[Dataset rows about figures]
• • • • •

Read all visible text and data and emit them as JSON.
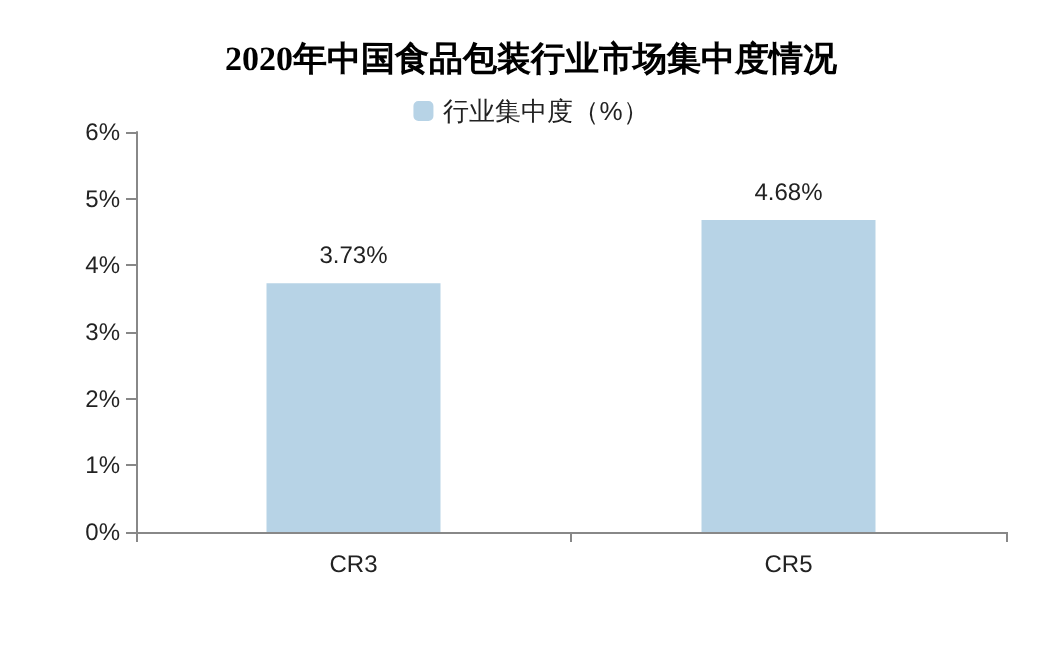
{
  "chart_data": {
    "type": "bar",
    "title": "2020年中国食品包装行业市场集中度情况",
    "categories": [
      "CR3",
      "CR5"
    ],
    "series": [
      {
        "name": "行业集中度（%）",
        "color": "#b7d3e6",
        "values": [
          3.73,
          4.68
        ],
        "value_labels": [
          "3.73%",
          "4.68%"
        ]
      }
    ],
    "ylim": [
      0,
      6
    ],
    "yticks": [
      {
        "value": 0,
        "label": "0%"
      },
      {
        "value": 1,
        "label": "1%"
      },
      {
        "value": 2,
        "label": "2%"
      },
      {
        "value": 3,
        "label": "3%"
      },
      {
        "value": 4,
        "label": "4%"
      },
      {
        "value": 5,
        "label": "5%"
      },
      {
        "value": 6,
        "label": "6%"
      }
    ],
    "grid": false,
    "legend": "top"
  }
}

• • • • •

* OBJECTIVE
A faithful copy of the records above is needed, with the pictures left out.

* WRITTEN ANSWER
Read all visible text and data and emit them as JSON.
{
  "chart_data": {
    "type": "bar",
    "title": "2020年中国食品包装行业市场集中度情况",
    "categories": [
      "CR3",
      "CR5"
    ],
    "series": [
      {
        "name": "行业集中度（%）",
        "color": "#b7d3e6",
        "values": [
          3.73,
          4.68
        ],
        "value_labels": [
          "3.73%",
          "4.68%"
        ]
      }
    ],
    "ylim": [
      0,
      6
    ],
    "yticks": [
      {
        "value": 0,
        "label": "0%"
      },
      {
        "value": 1,
        "label": "1%"
      },
      {
        "value": 2,
        "label": "2%"
      },
      {
        "value": 3,
        "label": "3%"
      },
      {
        "value": 4,
        "label": "4%"
      },
      {
        "value": 5,
        "label": "5%"
      },
      {
        "value": 6,
        "label": "6%"
      }
    ],
    "grid": false,
    "legend": "top"
  }
}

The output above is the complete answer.